— START Dataset —
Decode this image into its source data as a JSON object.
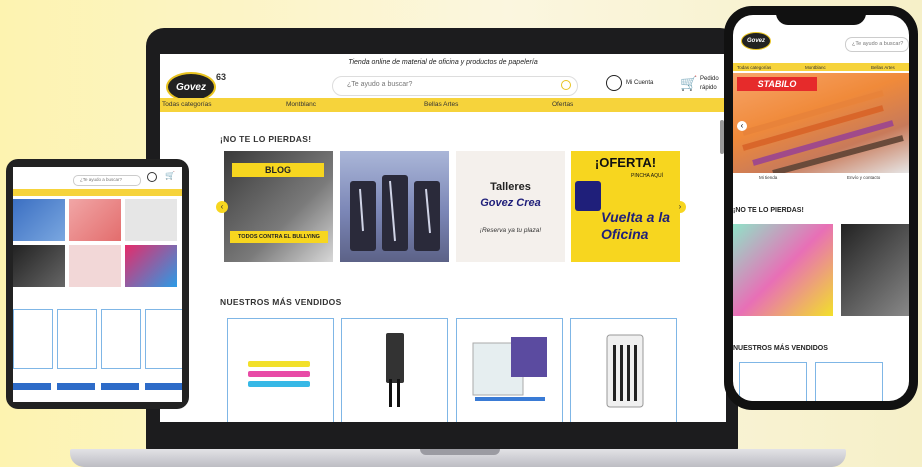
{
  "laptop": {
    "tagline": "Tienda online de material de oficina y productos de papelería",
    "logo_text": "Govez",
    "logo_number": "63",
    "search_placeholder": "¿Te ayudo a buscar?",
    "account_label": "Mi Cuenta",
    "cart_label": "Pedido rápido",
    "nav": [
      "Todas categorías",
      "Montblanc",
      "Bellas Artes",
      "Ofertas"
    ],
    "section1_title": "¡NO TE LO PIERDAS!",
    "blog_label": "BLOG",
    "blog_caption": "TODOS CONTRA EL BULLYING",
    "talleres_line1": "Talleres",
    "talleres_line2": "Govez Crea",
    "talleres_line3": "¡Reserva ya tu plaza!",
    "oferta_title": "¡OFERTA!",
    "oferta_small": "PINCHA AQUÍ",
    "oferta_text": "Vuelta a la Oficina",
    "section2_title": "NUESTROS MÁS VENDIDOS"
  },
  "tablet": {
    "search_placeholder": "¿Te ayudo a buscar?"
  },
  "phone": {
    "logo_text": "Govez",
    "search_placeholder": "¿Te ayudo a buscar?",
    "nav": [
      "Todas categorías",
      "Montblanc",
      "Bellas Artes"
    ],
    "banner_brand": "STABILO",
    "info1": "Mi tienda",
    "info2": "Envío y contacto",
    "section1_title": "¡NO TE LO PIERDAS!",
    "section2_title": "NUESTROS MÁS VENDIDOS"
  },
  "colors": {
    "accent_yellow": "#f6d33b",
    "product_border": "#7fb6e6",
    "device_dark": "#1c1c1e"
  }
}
— END Dataset —
— START Dataset —
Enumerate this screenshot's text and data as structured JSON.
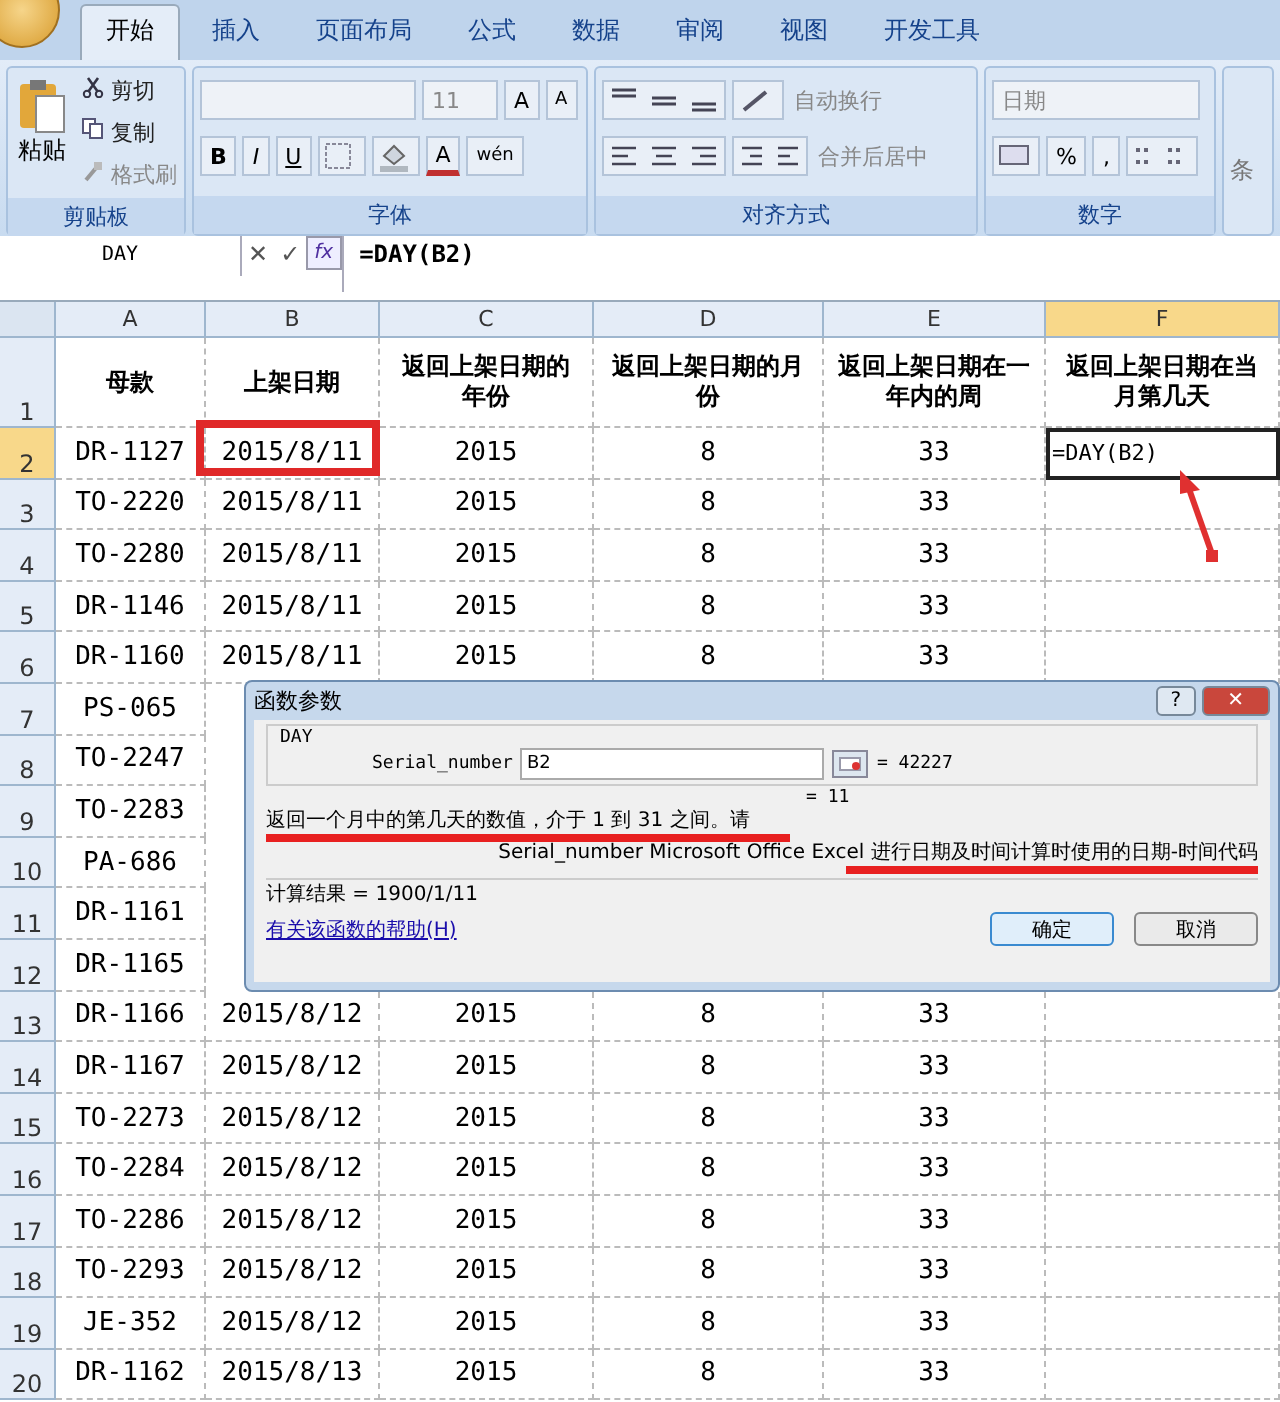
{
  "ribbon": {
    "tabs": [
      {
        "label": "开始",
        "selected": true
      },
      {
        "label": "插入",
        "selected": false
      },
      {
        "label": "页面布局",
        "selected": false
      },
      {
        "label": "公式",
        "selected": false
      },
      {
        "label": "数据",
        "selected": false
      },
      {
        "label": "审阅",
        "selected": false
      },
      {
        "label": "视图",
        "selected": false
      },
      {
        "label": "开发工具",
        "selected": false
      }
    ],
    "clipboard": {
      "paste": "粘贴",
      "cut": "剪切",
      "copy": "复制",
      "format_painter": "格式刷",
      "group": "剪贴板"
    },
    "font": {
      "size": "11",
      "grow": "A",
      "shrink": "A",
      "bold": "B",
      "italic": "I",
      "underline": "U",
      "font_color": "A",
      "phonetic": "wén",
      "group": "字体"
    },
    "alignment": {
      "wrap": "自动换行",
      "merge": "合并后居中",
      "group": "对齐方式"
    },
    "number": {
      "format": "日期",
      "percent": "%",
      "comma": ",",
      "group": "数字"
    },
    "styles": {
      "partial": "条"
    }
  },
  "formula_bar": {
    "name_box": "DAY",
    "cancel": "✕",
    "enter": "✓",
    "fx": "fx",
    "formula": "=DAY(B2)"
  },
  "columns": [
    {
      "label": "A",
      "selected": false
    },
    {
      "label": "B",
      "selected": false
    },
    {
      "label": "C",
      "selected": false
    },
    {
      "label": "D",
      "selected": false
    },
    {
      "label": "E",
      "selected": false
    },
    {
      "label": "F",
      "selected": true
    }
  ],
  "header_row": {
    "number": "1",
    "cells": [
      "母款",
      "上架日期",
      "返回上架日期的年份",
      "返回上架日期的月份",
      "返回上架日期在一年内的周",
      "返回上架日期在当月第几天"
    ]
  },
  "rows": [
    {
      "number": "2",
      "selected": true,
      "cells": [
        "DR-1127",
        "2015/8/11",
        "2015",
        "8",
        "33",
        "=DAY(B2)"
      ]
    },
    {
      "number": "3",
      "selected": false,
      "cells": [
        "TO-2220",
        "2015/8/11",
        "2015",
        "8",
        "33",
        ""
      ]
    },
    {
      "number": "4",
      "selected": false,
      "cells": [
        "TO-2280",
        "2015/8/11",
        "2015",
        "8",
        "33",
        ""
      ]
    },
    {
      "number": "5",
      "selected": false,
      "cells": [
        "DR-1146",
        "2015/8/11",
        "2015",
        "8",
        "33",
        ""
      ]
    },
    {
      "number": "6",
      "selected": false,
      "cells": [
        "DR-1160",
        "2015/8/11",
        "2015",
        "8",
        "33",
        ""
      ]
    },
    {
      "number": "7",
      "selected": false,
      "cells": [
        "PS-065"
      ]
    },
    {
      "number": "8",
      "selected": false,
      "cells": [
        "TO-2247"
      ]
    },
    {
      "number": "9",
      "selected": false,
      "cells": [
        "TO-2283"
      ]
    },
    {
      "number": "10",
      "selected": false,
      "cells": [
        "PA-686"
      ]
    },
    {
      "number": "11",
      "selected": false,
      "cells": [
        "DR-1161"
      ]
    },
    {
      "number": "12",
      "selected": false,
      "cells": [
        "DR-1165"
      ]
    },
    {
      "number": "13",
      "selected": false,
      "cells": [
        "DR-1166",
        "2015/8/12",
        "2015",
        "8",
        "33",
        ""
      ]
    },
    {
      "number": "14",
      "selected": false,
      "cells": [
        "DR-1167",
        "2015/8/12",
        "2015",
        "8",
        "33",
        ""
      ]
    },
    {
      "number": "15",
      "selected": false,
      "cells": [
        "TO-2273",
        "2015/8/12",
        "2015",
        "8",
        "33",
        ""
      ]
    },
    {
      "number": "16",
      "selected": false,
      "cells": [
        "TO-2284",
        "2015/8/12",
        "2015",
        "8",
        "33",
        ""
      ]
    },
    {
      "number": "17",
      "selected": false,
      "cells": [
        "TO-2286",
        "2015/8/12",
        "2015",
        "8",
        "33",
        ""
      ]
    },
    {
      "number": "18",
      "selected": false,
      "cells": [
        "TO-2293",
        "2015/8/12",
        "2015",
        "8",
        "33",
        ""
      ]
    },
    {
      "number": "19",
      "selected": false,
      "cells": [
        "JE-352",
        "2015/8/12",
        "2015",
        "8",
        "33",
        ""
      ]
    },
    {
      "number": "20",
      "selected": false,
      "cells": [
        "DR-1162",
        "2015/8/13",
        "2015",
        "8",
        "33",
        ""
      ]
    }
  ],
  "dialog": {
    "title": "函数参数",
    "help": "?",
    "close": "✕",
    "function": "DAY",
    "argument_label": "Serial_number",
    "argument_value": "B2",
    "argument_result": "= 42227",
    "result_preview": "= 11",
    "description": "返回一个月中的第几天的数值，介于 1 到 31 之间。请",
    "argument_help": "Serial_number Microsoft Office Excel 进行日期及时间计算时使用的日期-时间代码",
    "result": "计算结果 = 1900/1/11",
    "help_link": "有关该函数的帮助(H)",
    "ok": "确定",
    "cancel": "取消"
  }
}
— END Dataset —
Instruction »
Extract, from the listing above, every line where the string "group" occurs.

Finished answer »
      "group": "剪贴板"
      "group": "字体"
      "group": "对齐方式"
      "group": "数字"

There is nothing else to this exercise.